Problem description: Which lines contain the word "years"? Return each of them as written.

___ Extracted data

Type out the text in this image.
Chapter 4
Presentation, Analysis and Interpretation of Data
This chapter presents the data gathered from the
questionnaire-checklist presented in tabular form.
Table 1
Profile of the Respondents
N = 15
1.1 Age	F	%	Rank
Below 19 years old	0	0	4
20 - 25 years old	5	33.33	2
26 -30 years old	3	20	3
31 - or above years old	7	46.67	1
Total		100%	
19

______

Task response:
Below 19 years old	0	0	4
20 - 25 years old	5	33.33	2
26 -30 years old	3	20	3
31 - or above years old	7	46.67	1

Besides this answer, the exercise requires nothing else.